AIM:
Echo the items from the line containing "page-icon: ▯ — [723, 153, 732, 171]" through the line containing "chromium-icon[interactable]: ◉ —", copying each line verbatim.

Spatial annotation entries
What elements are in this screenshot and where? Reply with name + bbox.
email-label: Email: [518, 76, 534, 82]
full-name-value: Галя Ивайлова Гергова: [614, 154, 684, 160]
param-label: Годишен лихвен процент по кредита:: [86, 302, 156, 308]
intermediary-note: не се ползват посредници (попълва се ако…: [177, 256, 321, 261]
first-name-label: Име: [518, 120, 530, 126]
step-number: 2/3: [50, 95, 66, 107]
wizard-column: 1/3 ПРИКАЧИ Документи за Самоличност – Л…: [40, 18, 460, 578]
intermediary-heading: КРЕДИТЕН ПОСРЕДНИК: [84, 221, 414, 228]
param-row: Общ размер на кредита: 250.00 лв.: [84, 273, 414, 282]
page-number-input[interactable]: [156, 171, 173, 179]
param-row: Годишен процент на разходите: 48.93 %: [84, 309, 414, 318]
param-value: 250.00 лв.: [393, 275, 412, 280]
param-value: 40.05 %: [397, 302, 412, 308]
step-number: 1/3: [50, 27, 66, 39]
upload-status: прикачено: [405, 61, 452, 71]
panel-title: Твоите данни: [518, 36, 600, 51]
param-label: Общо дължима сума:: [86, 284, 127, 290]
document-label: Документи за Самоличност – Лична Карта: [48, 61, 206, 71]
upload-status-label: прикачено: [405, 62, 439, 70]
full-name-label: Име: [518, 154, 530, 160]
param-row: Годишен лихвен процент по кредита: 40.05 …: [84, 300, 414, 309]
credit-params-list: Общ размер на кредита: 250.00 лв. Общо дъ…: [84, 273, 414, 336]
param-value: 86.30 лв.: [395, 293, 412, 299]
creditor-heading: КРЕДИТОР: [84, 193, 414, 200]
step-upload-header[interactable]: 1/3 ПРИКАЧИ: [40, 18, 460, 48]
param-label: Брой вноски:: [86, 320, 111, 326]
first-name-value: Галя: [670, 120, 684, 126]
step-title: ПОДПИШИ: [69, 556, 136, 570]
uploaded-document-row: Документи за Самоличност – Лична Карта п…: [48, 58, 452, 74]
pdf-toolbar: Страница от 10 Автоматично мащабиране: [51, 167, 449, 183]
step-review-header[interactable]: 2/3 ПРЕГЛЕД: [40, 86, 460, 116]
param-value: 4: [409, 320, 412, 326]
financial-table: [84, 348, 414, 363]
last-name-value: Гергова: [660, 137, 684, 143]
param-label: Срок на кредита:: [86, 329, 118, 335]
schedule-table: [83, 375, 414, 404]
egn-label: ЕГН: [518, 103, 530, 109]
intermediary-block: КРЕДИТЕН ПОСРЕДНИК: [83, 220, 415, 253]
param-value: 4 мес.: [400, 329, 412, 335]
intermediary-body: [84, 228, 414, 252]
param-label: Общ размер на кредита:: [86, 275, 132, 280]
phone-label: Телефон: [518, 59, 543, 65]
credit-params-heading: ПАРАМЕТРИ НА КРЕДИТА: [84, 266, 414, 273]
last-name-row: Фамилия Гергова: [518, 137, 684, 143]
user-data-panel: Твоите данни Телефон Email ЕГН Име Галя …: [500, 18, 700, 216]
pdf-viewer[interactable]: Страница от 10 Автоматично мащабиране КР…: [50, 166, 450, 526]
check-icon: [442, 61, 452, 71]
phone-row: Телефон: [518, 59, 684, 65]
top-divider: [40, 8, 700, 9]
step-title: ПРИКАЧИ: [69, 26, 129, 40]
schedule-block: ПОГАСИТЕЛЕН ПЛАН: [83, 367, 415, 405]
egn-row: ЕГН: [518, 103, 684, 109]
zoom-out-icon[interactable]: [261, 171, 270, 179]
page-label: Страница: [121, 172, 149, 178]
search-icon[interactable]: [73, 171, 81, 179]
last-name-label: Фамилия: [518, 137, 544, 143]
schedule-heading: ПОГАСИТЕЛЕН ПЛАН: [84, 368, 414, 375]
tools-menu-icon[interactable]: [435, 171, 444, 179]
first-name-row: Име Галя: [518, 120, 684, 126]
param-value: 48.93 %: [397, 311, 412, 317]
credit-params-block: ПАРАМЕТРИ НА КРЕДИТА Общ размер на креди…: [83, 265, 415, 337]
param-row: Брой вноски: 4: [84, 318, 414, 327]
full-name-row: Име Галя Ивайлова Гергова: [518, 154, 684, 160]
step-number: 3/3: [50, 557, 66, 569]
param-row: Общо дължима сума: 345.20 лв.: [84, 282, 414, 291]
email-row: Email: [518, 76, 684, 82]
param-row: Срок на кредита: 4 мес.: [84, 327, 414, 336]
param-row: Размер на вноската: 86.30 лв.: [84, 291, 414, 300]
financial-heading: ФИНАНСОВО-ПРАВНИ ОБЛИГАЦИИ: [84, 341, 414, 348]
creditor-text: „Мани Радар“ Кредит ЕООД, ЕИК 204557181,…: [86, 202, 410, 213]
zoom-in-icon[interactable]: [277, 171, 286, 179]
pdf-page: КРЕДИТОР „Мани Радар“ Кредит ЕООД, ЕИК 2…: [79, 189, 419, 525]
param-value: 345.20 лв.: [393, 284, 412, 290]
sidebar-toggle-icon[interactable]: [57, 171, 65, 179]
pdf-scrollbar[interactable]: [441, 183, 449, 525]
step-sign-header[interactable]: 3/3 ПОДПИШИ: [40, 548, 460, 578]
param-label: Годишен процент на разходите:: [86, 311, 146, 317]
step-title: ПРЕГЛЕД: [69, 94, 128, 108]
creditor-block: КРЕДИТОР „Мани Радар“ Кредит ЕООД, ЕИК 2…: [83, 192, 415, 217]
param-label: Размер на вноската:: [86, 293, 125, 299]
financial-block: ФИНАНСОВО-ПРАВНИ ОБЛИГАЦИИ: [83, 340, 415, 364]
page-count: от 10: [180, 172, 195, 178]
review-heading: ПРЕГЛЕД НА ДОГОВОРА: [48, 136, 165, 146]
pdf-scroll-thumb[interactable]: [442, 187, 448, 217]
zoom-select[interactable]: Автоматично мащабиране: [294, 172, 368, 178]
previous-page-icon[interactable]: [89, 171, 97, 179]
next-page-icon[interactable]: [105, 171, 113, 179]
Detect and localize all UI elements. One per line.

...

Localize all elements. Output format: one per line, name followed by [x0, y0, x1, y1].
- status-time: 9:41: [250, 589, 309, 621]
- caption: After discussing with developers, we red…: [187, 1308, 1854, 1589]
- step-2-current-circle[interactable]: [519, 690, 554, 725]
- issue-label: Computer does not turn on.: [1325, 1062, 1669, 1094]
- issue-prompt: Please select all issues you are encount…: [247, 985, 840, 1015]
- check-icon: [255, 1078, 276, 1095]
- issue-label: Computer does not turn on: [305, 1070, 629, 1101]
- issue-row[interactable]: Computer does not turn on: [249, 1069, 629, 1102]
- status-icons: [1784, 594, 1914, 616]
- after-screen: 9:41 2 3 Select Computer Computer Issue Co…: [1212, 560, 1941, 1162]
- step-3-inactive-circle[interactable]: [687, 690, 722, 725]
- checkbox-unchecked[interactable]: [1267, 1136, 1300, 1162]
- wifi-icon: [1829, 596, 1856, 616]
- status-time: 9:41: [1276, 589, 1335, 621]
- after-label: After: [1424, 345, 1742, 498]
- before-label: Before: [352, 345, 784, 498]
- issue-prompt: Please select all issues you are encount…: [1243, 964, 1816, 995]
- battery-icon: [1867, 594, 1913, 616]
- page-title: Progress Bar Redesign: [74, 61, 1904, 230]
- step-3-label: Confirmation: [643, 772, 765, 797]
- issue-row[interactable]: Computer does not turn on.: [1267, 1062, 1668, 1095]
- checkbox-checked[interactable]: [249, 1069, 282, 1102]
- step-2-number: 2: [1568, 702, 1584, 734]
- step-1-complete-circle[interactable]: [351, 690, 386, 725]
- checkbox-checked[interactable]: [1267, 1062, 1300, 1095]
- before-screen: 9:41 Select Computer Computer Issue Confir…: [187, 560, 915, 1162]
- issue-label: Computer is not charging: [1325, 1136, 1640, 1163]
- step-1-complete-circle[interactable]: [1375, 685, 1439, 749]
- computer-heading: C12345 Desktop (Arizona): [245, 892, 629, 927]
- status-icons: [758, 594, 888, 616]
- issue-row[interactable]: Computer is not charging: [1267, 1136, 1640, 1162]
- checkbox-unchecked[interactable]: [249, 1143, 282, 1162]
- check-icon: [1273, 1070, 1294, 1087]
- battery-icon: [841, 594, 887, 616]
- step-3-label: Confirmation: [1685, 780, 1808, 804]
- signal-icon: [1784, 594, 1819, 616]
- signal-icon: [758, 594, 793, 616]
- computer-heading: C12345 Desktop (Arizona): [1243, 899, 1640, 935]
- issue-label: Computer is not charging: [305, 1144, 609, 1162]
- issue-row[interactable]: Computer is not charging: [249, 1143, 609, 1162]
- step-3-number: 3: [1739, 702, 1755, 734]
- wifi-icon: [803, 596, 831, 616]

...

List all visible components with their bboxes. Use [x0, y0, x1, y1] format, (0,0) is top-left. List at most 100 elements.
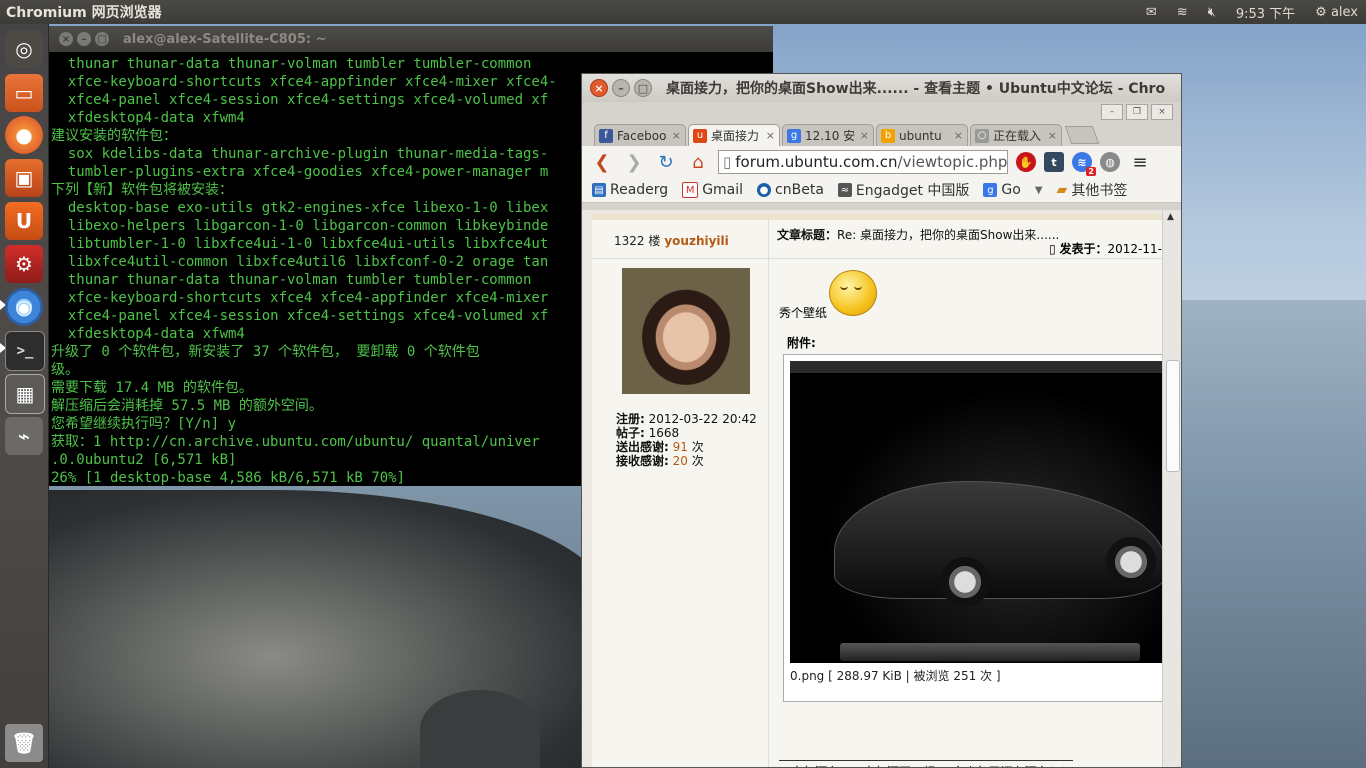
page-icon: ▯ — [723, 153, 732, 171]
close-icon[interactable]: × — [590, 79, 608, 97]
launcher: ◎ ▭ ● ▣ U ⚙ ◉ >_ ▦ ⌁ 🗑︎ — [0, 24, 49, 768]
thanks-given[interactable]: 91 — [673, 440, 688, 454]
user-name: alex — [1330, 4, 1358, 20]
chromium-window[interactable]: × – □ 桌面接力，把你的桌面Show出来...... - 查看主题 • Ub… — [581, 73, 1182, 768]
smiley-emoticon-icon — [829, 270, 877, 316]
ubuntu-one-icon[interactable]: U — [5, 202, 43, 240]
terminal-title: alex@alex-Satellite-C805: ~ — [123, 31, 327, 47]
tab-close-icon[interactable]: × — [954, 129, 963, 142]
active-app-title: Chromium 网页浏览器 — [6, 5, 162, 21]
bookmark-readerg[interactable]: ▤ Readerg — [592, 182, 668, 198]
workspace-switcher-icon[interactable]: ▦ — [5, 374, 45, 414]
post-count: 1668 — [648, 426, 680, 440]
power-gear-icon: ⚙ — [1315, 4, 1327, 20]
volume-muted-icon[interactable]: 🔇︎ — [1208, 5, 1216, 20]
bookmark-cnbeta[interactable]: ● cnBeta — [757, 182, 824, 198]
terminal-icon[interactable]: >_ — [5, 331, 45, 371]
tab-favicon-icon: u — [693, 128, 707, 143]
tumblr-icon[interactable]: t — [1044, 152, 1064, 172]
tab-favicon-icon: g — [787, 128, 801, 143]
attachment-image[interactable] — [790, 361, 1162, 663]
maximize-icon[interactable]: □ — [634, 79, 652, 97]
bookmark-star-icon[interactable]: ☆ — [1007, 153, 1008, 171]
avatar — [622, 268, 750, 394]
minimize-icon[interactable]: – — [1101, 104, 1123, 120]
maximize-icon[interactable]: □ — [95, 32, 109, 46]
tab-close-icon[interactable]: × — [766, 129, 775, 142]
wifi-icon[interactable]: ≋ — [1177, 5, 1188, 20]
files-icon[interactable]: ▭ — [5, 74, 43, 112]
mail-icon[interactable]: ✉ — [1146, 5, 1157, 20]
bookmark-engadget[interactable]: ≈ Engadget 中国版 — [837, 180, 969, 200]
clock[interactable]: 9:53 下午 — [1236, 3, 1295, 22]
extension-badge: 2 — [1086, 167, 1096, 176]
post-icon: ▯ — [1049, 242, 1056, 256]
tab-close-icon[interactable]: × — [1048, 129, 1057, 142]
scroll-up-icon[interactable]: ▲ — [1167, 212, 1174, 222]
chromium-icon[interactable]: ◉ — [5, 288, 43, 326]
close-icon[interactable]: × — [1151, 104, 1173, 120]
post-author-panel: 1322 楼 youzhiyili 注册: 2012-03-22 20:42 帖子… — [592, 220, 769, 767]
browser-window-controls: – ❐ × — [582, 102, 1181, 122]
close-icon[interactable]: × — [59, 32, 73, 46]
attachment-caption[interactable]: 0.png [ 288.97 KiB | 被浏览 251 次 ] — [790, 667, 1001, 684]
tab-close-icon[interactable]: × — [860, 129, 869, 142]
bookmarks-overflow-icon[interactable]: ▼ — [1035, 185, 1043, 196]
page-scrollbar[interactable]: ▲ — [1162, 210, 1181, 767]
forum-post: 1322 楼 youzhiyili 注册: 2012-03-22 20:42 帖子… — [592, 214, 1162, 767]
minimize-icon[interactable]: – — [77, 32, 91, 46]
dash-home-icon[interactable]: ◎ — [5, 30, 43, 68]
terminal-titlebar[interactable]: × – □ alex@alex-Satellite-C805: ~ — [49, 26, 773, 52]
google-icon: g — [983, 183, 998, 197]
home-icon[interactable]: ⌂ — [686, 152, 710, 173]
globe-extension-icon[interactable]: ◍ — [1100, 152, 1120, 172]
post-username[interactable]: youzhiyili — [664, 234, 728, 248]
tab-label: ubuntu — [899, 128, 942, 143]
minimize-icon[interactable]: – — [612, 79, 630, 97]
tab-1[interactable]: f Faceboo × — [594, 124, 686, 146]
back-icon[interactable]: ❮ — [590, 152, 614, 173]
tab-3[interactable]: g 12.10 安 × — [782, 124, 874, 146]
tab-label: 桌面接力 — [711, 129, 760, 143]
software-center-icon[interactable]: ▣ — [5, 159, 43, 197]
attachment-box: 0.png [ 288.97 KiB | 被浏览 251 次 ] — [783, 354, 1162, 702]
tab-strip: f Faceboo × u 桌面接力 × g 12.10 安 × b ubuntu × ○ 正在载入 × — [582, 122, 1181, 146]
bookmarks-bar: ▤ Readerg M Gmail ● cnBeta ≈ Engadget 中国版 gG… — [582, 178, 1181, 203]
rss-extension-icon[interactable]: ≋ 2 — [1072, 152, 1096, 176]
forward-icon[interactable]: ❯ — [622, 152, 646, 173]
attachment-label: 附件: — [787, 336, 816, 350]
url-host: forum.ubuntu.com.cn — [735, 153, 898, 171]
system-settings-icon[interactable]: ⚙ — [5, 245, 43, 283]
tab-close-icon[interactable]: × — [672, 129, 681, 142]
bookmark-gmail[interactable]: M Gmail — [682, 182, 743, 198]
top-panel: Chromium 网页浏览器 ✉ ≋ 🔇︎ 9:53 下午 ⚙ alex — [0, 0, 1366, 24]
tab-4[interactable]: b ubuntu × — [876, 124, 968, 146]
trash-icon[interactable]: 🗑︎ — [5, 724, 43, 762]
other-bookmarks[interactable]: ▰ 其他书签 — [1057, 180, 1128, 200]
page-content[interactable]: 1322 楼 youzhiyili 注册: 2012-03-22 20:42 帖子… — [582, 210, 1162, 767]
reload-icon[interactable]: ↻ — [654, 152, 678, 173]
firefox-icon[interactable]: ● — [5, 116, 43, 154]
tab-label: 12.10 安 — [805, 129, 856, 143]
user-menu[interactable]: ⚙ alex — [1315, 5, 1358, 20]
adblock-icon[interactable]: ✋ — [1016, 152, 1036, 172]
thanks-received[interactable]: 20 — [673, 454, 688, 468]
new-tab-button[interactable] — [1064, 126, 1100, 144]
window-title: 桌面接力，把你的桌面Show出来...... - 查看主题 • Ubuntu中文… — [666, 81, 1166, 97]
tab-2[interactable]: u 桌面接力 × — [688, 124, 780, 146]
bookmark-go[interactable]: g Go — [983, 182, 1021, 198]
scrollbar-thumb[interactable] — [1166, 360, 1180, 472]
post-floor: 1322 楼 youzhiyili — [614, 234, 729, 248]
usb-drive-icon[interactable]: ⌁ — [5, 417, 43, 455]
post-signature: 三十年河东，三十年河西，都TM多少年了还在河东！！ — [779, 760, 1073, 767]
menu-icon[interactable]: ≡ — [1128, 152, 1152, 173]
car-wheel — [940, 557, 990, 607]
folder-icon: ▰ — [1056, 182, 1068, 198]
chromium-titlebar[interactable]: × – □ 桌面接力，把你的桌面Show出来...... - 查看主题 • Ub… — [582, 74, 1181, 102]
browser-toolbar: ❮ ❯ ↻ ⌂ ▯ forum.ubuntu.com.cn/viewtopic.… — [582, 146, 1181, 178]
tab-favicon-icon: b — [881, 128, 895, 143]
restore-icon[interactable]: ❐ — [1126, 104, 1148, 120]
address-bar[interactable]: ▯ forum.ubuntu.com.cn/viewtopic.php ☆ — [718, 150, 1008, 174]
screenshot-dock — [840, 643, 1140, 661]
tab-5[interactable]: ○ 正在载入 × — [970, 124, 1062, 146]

RESULT:
page-icon: ▯ — [723, 153, 732, 171]
close-icon[interactable]: × — [590, 79, 608, 97]
launcher: ◎ ▭ ● ▣ U ⚙ ◉ >_ ▦ ⌁ 🗑︎ — [0, 24, 49, 768]
thanks-given[interactable]: 91 — [673, 440, 688, 454]
user-name: alex — [1330, 4, 1358, 20]
chromium-window[interactable]: × – □ 桌面接力，把你的桌面Show出来...... - 查看主题 • Ub… — [581, 73, 1182, 768]
smiley-emoticon-icon — [829, 270, 877, 316]
ubuntu-one-icon[interactable]: U — [5, 202, 43, 240]
terminal-title: alex@alex-Satellite-C805: ~ — [123, 31, 327, 47]
tab-close-icon[interactable]: × — [954, 129, 963, 142]
active-app-title: Chromium 网页浏览器 — [6, 5, 162, 21]
bookmark-readerg[interactable]: ▤ Readerg — [592, 182, 668, 198]
workspace-switcher-icon[interactable]: ▦ — [5, 374, 45, 414]
post-count: 1668 — [648, 426, 680, 440]
power-gear-icon: ⚙ — [1315, 4, 1327, 20]
volume-muted-icon[interactable]: 🔇︎ — [1208, 5, 1216, 20]
bookmark-cnbeta[interactable]: ● cnBeta — [757, 182, 824, 198]
terminal-icon[interactable]: >_ — [5, 331, 45, 371]
tab-favicon-icon: u — [693, 128, 707, 143]
tumblr-icon[interactable]: t — [1044, 152, 1064, 172]
tab-favicon-icon: g — [787, 128, 801, 143]
attachment-image[interactable] — [790, 361, 1162, 663]
maximize-icon[interactable]: □ — [634, 79, 652, 97]
bookmark-star-icon[interactable]: ☆ — [1007, 153, 1008, 171]
avatar — [622, 268, 750, 394]
minimize-icon[interactable]: – — [1101, 104, 1123, 120]
maximize-icon[interactable]: □ — [95, 32, 109, 46]
tab-close-icon[interactable]: × — [766, 129, 775, 142]
wifi-icon[interactable]: ≋ — [1177, 5, 1188, 20]
files-icon[interactable]: ▭ — [5, 74, 43, 112]
mail-icon[interactable]: ✉ — [1146, 5, 1157, 20]
bookmark-engadget[interactable]: ≈ Engadget 中国版 — [837, 180, 969, 200]
clock[interactable]: 9:53 下午 — [1236, 3, 1295, 22]
extension-badge: 2 — [1086, 167, 1096, 176]
post-icon: ▯ — [1049, 242, 1056, 256]
tab-close-icon[interactable]: × — [1048, 129, 1057, 142]
scroll-up-icon[interactable]: ▲ — [1167, 212, 1174, 222]
chromium-icon[interactable]: ◉ — [5, 288, 43, 326]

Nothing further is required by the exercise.